__Work required__:
Leave out any pictures and transcribe all other data below exactly.

__Data to use__:
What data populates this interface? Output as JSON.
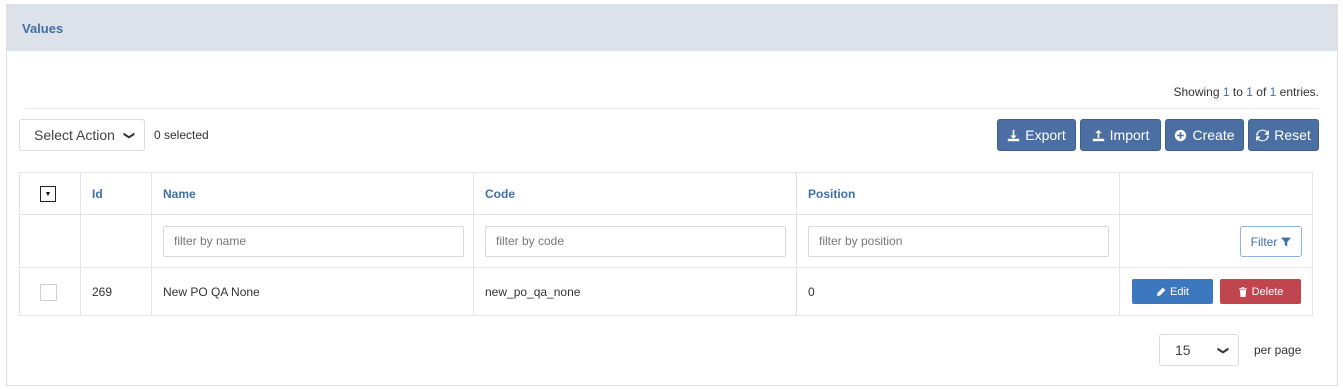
{
  "panel": {
    "title": "Values"
  },
  "info": {
    "prefix": "Showing ",
    "from": "1",
    "to_word": " to ",
    "to": "1",
    "of_word": " of ",
    "total": "1",
    "suffix": " entries."
  },
  "toolbar": {
    "select_action": "Select Action",
    "selected_count": "0 selected",
    "export_label": "Export",
    "import_label": "Import",
    "create_label": "Create",
    "reset_label": "Reset"
  },
  "table": {
    "columns": [
      "Id",
      "Name",
      "Code",
      "Position"
    ],
    "filters": {
      "name_placeholder": "filter by name",
      "code_placeholder": "filter by code",
      "position_placeholder": "filter by position",
      "filter_button": "Filter"
    },
    "rows": [
      {
        "id": "269",
        "name": "New PO QA None",
        "code": "new_po_qa_none",
        "position": "0",
        "edit_label": "Edit",
        "delete_label": "Delete"
      }
    ]
  },
  "pagination": {
    "per_page_value": "15",
    "per_page_label": "per page"
  },
  "colors": {
    "primary": "#4c6fa3",
    "danger": "#c0454f",
    "header_bg": "#dde2ea",
    "link": "#3f6fa8"
  }
}
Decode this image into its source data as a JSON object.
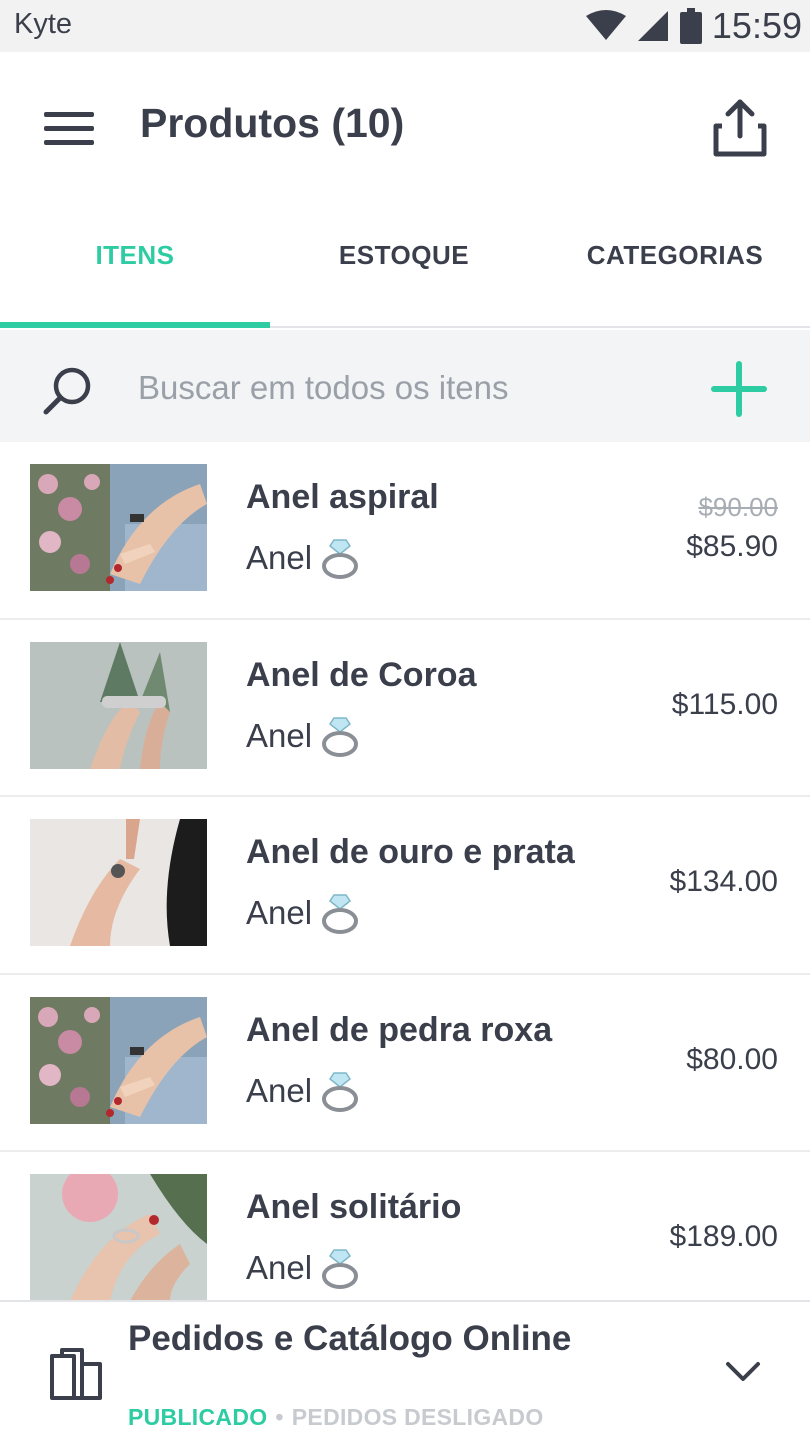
{
  "statusbar": {
    "app_name": "Kyte",
    "time": "15:59",
    "icons": [
      "wifi-icon",
      "signal-icon",
      "battery-icon"
    ]
  },
  "header": {
    "title": "Produtos (10)",
    "menu_icon": "menu-icon",
    "share_icon": "share-icon"
  },
  "tabs": [
    {
      "label": "ITENS",
      "active": true
    },
    {
      "label": "ESTOQUE",
      "active": false
    },
    {
      "label": "CATEGORIAS",
      "active": false
    }
  ],
  "search": {
    "placeholder": "Buscar em todos os itens",
    "value": "",
    "add_icon": "plus-icon"
  },
  "products": [
    {
      "name": "Anel aspiral",
      "category": "Anel",
      "category_icon": "ring-icon",
      "old_price": "$90.00",
      "price": "$85.90"
    },
    {
      "name": "Anel de Coroa",
      "category": "Anel",
      "category_icon": "ring-icon",
      "price": "$115.00"
    },
    {
      "name": "Anel de ouro e prata",
      "category": "Anel",
      "category_icon": "ring-icon",
      "price": "$134.00"
    },
    {
      "name": "Anel de pedra roxa",
      "category": "Anel",
      "category_icon": "ring-icon",
      "price": "$80.00"
    },
    {
      "name": "Anel solitário",
      "category": "Anel",
      "category_icon": "ring-icon",
      "price": "$189.00"
    }
  ],
  "catalog_bar": {
    "title": "Pedidos e Catálogo Online",
    "status_published": "PUBLICADO",
    "separator": "•",
    "status_orders": "PEDIDOS DESLIGADO",
    "icon": "book-icon"
  },
  "colors": {
    "accent": "#2dcca2",
    "text": "#3a3f4b",
    "muted": "#9aa0a8",
    "search_bg": "#f3f4f5"
  }
}
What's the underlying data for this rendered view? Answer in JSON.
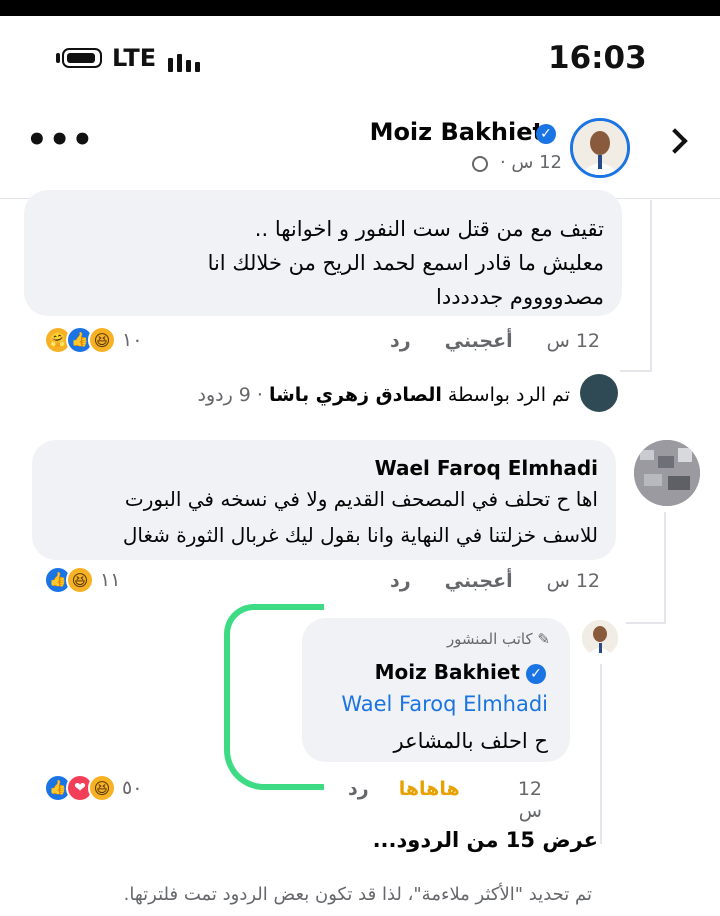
{
  "status_bar": {
    "network": "LTE",
    "time": "16:03"
  },
  "header": {
    "name": "Moiz Bakhiet",
    "meta": "12 س ·"
  },
  "comment1": {
    "lines": [
      "تقيف مع من قتل ست النفور و اخوانها ..",
      "معليش ما قادر اسمع لحمد الريح من خلالك انا",
      "مصدووووم جدددددا"
    ],
    "time": "12 س",
    "like": "أعجبني",
    "reply": "رد",
    "reactions_count": "١٠"
  },
  "replies_summary": {
    "prefix": "تم الرد بواسطة",
    "name": "الصادق زهري باشا",
    "count": "· 9 ردود"
  },
  "comment2": {
    "author": "Wael Faroq Elmhadi",
    "lines": [
      "اها ح تحلف في المصحف القديم ولا في نسخه في البورت",
      "للاسف  خزلتنا في النهاية وانا بقول ليك غربال الثورة شغال"
    ],
    "time": "12 س",
    "like": "أعجبني",
    "reply": "رد",
    "reactions_count": "١١"
  },
  "reply1": {
    "badge": "كاتب المنشور",
    "author": "Moiz Bakhiet",
    "mention": "Wael Faroq Elmhadi",
    "text": "ح احلف بالمشاعر",
    "time": "12 س",
    "reaction_label": "هاهاها",
    "reply": "رد",
    "reactions_count": "٥٠"
  },
  "view_more": "عرض 15 من الردود...",
  "footer_note": "تم تحديد \"الأكثر ملاءمة\"، لذا قد تكون بعض الردود تمت فلترتها.",
  "colors": {
    "accent": "#1b74e4",
    "haha": "#e7a100",
    "highlight": "#3ddc84"
  }
}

__Solution to this problem__:
What data populates this interface? Output as JSON.
{
  "panel": {
    "title": "Values"
  },
  "info": {
    "prefix": "Showing ",
    "from": "1",
    "to_word": " to ",
    "to": "1",
    "of_word": " of ",
    "total": "1",
    "suffix": " entries."
  },
  "toolbar": {
    "select_action": "Select Action",
    "selected_count": "0 selected",
    "export_label": "Export",
    "import_label": "Import",
    "create_label": "Create",
    "reset_label": "Reset"
  },
  "table": {
    "columns": [
      "Id",
      "Name",
      "Code",
      "Position"
    ],
    "filters": {
      "name_placeholder": "filter by name",
      "code_placeholder": "filter by code",
      "position_placeholder": "filter by position",
      "filter_button": "Filter"
    },
    "rows": [
      {
        "id": "269",
        "name": "New PO QA None",
        "code": "new_po_qa_none",
        "position": "0",
        "edit_label": "Edit",
        "delete_label": "Delete"
      }
    ]
  },
  "pagination": {
    "per_page_value": "15",
    "per_page_label": "per page"
  },
  "colors": {
    "primary": "#4c6fa3",
    "danger": "#c0454f",
    "header_bg": "#dde2ea",
    "link": "#3f6fa8"
  }
}
Decode this image into its source data as a JSON object.
{
  "statusbar": {
    "app_name": "Kyte",
    "time": "15:59",
    "icons": [
      "wifi-icon",
      "signal-icon",
      "battery-icon"
    ]
  },
  "header": {
    "title": "Produtos (10)",
    "menu_icon": "menu-icon",
    "share_icon": "share-icon"
  },
  "tabs": [
    {
      "label": "ITENS",
      "active": true
    },
    {
      "label": "ESTOQUE",
      "active": false
    },
    {
      "label": "CATEGORIAS",
      "active": false
    }
  ],
  "search": {
    "placeholder": "Buscar em todos os itens",
    "value": "",
    "add_icon": "plus-icon"
  },
  "products": [
    {
      "name": "Anel aspiral",
      "category": "Anel",
      "category_icon": "ring-icon",
      "old_price": "$90.00",
      "price": "$85.90"
    },
    {
      "name": "Anel de Coroa",
      "category": "Anel",
      "category_icon": "ring-icon",
      "price": "$115.00"
    },
    {
      "name": "Anel de ouro e prata",
      "category": "Anel",
      "category_icon": "ring-icon",
      "price": "$134.00"
    },
    {
      "name": "Anel de pedra roxa",
      "category": "Anel",
      "category_icon": "ring-icon",
      "price": "$80.00"
    },
    {
      "name": "Anel solitário",
      "category": "Anel",
      "category_icon": "ring-icon",
      "price": "$189.00"
    }
  ],
  "catalog_bar": {
    "title": "Pedidos e Catálogo Online",
    "status_published": "PUBLICADO",
    "separator": "•",
    "status_orders": "PEDIDOS DESLIGADO",
    "icon": "book-icon"
  },
  "colors": {
    "accent": "#2dcca2",
    "text": "#3a3f4b",
    "muted": "#9aa0a8",
    "search_bg": "#f3f4f5"
  }
}
What's the underlying data for this rendered view? Answer in JSON.
{
  "status_bar": {
    "network": "LTE",
    "time": "16:03"
  },
  "header": {
    "name": "Moiz Bakhiet",
    "meta": "12 س ·"
  },
  "comment1": {
    "lines": [
      "تقيف مع من قتل ست النفور و اخوانها ..",
      "معليش ما قادر اسمع لحمد الريح من خلالك انا",
      "مصدووووم جدددددا"
    ],
    "time": "12 س",
    "like": "أعجبني",
    "reply": "رد",
    "reactions_count": "١٠"
  },
  "replies_summary": {
    "prefix": "تم الرد بواسطة",
    "name": "الصادق زهري باشا",
    "count": "· 9 ردود"
  },
  "comment2": {
    "author": "Wael Faroq Elmhadi",
    "lines": [
      "اها ح تحلف في المصحف القديم ولا في نسخه في البورت",
      "للاسف  خزلتنا في النهاية وانا بقول ليك غربال الثورة شغال"
    ],
    "time": "12 س",
    "like": "أعجبني",
    "reply": "رد",
    "reactions_count": "١١"
  },
  "reply1": {
    "badge": "كاتب المنشور",
    "author": "Moiz Bakhiet",
    "mention": "Wael Faroq Elmhadi",
    "text": "ح احلف بالمشاعر",
    "time": "12 س",
    "reaction_label": "هاهاها",
    "reply": "رد",
    "reactions_count": "٥٠"
  },
  "view_more": "عرض 15 من الردود...",
  "footer_note": "تم تحديد \"الأكثر ملاءمة\"، لذا قد تكون بعض الردود تمت فلترتها.",
  "colors": {
    "accent": "#1b74e4",
    "haha": "#e7a100",
    "highlight": "#3ddc84"
  }
}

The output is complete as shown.